[Figure collection entries]
━━━━━━━━━━━━━━━━━━━━

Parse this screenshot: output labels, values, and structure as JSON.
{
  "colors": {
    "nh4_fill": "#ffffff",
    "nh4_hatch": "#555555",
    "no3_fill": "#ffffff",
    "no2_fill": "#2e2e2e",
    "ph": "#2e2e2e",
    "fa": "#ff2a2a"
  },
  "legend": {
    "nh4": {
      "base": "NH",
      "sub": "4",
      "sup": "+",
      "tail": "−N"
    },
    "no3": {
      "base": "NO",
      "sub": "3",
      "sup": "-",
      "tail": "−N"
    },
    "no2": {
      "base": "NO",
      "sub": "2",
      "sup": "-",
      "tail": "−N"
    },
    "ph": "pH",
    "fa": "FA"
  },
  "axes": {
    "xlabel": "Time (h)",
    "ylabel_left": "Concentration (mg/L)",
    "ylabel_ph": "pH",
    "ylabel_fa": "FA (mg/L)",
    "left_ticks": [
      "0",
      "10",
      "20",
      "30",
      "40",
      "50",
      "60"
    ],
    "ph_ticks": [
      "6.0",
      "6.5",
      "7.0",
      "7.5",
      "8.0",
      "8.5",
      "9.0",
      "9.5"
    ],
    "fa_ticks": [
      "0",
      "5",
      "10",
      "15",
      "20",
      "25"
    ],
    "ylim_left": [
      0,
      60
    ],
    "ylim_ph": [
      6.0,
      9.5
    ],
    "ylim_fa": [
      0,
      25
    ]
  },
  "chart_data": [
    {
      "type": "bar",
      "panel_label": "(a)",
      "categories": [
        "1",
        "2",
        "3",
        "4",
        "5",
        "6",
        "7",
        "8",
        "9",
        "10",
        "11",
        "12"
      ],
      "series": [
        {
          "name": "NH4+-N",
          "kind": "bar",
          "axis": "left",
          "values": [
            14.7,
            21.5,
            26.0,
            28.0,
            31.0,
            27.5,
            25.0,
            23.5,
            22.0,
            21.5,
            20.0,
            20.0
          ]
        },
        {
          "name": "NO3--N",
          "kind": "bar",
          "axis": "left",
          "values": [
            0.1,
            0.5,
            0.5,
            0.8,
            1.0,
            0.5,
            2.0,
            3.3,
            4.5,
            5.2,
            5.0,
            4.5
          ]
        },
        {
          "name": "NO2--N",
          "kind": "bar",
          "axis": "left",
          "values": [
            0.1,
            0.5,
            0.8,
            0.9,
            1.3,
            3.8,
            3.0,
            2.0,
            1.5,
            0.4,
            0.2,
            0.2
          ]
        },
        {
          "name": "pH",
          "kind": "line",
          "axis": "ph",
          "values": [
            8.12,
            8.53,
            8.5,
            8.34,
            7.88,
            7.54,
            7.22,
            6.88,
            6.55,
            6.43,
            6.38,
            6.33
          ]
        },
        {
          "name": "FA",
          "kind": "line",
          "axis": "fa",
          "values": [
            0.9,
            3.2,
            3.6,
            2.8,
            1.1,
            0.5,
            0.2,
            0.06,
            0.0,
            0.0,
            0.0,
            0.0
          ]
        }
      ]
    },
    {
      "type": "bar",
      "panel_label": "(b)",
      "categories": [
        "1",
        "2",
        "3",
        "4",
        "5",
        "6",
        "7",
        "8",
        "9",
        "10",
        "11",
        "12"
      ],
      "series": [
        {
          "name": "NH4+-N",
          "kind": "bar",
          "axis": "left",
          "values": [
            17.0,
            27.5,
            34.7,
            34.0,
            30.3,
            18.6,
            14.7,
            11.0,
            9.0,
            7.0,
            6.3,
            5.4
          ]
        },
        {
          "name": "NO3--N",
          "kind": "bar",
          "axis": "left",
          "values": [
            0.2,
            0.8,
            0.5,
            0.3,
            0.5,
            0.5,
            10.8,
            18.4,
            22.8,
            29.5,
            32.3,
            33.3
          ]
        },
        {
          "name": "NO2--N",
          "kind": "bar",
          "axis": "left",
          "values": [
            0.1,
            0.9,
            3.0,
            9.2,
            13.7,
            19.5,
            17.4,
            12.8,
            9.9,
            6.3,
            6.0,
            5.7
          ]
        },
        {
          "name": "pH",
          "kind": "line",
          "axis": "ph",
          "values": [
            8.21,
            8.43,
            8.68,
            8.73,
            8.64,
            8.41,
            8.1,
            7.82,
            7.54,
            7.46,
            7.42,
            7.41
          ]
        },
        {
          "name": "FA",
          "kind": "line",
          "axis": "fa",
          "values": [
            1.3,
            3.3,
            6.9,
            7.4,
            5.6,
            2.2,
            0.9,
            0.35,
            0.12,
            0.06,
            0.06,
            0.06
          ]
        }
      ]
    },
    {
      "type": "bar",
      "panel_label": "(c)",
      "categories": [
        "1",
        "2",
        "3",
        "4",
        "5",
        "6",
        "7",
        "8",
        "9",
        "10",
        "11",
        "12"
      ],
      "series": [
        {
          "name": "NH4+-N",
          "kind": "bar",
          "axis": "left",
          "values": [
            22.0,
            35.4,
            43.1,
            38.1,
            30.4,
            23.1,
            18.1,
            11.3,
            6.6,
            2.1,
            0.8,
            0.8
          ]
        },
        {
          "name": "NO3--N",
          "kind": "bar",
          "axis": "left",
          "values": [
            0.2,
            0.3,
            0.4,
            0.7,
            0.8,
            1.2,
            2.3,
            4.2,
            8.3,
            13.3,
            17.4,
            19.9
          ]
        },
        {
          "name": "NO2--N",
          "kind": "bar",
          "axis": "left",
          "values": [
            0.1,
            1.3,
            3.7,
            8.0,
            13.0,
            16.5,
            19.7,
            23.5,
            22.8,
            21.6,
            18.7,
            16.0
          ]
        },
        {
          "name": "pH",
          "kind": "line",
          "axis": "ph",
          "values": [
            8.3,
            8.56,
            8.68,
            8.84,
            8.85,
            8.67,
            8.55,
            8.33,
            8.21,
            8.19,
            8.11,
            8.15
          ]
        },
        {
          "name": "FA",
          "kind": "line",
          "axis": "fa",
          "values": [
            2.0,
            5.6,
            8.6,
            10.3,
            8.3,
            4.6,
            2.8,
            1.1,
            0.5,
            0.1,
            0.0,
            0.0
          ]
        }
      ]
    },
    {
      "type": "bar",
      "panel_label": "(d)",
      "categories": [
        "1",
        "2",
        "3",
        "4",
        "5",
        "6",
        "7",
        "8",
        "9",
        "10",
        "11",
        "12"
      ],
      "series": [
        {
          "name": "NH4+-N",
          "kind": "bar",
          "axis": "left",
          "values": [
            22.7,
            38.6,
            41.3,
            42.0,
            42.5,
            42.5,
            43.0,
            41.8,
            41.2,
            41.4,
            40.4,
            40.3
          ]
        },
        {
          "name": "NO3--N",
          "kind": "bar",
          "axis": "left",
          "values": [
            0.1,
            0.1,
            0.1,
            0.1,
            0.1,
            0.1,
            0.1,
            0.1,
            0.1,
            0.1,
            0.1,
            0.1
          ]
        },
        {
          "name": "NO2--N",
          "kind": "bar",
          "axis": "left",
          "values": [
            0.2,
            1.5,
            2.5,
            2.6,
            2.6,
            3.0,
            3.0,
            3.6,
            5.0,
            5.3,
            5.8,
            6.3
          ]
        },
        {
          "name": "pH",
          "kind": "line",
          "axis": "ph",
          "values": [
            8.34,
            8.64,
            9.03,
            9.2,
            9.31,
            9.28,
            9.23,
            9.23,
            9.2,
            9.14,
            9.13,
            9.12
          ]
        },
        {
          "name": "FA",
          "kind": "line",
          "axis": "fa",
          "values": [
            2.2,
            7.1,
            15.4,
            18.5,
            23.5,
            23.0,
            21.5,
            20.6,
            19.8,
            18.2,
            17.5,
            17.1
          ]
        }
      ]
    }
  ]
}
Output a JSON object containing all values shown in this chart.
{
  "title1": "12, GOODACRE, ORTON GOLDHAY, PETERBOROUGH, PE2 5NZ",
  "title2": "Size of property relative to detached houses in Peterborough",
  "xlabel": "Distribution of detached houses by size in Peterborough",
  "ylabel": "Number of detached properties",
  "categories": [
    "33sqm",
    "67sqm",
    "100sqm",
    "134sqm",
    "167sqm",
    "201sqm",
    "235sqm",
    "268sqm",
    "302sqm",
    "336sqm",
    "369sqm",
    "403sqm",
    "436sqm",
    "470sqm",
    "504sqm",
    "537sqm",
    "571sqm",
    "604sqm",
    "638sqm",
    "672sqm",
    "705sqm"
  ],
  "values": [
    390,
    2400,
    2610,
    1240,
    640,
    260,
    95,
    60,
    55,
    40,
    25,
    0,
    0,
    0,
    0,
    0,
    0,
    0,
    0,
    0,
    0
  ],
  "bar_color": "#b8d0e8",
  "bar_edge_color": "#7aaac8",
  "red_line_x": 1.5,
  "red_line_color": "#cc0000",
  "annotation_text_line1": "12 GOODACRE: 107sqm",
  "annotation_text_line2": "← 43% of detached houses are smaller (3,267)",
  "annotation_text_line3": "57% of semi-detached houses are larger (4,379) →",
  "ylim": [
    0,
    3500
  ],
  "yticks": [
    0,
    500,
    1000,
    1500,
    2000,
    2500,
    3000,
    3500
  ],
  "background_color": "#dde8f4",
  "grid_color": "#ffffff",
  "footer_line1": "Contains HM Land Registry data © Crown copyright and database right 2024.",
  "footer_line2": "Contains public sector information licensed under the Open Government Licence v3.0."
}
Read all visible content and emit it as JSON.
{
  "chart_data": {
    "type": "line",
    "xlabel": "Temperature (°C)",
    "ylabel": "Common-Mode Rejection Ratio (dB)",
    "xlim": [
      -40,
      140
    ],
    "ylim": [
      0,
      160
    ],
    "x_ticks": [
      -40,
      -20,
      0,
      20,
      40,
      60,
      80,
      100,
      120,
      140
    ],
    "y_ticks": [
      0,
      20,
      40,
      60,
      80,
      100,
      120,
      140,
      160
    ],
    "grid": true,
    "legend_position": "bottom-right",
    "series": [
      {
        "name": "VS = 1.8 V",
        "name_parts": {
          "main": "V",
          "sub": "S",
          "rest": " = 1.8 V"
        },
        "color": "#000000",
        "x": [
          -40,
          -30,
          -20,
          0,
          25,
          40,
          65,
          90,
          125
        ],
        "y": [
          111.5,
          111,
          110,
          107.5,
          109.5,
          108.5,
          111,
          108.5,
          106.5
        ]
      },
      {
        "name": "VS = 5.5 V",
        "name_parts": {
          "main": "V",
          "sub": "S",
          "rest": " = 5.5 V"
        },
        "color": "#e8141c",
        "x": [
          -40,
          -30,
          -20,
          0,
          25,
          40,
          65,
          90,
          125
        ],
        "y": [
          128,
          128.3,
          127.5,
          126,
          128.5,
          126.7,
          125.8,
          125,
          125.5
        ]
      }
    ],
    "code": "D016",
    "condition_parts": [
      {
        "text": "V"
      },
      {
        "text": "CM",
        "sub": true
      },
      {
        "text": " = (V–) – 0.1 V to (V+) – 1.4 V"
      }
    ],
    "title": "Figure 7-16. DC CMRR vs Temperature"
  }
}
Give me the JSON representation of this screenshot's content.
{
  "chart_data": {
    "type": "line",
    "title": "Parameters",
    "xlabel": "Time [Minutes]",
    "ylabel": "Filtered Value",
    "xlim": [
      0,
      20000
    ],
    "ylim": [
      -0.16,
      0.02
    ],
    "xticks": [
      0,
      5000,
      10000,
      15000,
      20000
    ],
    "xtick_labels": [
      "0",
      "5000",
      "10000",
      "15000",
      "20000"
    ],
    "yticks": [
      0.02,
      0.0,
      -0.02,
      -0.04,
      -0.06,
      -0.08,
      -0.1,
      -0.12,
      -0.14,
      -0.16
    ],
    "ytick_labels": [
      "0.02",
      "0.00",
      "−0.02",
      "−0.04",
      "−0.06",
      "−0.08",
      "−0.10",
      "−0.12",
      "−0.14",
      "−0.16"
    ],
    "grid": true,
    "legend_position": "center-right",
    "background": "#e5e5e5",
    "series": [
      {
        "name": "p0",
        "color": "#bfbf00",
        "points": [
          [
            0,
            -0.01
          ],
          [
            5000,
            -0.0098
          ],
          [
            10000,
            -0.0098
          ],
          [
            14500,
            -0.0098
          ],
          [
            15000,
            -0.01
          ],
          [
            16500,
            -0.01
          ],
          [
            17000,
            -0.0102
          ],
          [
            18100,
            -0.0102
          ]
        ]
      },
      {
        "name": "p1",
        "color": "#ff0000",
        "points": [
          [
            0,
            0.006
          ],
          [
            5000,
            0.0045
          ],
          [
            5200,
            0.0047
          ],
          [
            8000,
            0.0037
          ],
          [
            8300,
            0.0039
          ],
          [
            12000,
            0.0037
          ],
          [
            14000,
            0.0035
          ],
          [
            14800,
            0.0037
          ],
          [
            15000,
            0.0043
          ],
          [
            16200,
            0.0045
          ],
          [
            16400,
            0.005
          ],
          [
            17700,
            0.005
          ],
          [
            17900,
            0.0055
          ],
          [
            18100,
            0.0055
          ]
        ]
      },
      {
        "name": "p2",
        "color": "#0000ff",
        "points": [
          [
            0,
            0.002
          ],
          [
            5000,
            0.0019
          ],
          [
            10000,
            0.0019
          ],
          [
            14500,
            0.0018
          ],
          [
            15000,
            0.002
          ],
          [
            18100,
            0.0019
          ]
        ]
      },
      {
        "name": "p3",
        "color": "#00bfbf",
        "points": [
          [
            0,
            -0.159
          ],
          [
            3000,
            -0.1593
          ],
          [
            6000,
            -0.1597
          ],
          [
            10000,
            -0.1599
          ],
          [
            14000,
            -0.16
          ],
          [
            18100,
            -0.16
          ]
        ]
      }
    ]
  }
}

━━━━━━━━━━━━━━━━━━━━

SET TASK
Report the number of lines in the entries above that include the word "content" and add nothing to it.

ANSWER TO THE EXERCISE
2